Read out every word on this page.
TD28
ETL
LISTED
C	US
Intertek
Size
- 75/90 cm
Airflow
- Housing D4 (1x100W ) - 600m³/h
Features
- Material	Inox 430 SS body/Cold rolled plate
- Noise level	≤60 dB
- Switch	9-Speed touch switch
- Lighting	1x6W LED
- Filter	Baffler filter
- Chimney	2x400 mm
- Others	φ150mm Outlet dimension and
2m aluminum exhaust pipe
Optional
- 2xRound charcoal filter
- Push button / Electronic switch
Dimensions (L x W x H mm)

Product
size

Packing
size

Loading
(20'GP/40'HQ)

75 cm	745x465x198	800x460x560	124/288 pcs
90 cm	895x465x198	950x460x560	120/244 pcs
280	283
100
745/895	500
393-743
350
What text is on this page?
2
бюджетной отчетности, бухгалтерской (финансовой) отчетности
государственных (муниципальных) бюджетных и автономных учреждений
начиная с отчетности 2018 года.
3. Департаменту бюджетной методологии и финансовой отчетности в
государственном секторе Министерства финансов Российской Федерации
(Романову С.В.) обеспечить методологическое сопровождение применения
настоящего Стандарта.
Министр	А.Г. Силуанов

[Problem requirements] Please set down all the data word for word.

[Solution]
Read out every word on this page.
TD28
ETL
LISTED
C	US
Intertek
Size
- 75/90 cm
Airflow
- Housing D4 (1x100W ) - 600m³/h
Features
- Material	Inox 430 SS body/Cold rolled plate
- Noise level	≤60 dB
- Switch	9-Speed touch switch
- Lighting	1x6W LED
- Filter	Baffler filter
- Chimney	2x400 mm
- Others	φ150mm Outlet dimension and
2m aluminum exhaust pipe
Optional
- 2xRound charcoal filter
- Push button / Electronic switch
Dimensions (L x W x H mm)

Product
size

Packing
size

Loading
(20'GP/40'HQ)

75 cm	745x465x198	800x460x560	124/288 pcs
90 cm	895x465x198	950x460x560	120/244 pcs
280	283
100
745/895	500
393-743
350
What text is on this page?
2
бюджетной отчетности, бухгалтерской (финансовой) отчетности
государственных (муниципальных) бюджетных и автономных учреждений
начиная с отчетности 2018 года.
3. Департаменту бюджетной методологии и финансовой отчетности в
государственном секторе Министерства финансов Российской Федерации
(Романову С.В.) обеспечить методологическое сопровождение применения
настоящего Стандарта.
Министр	А.Г. Силуанов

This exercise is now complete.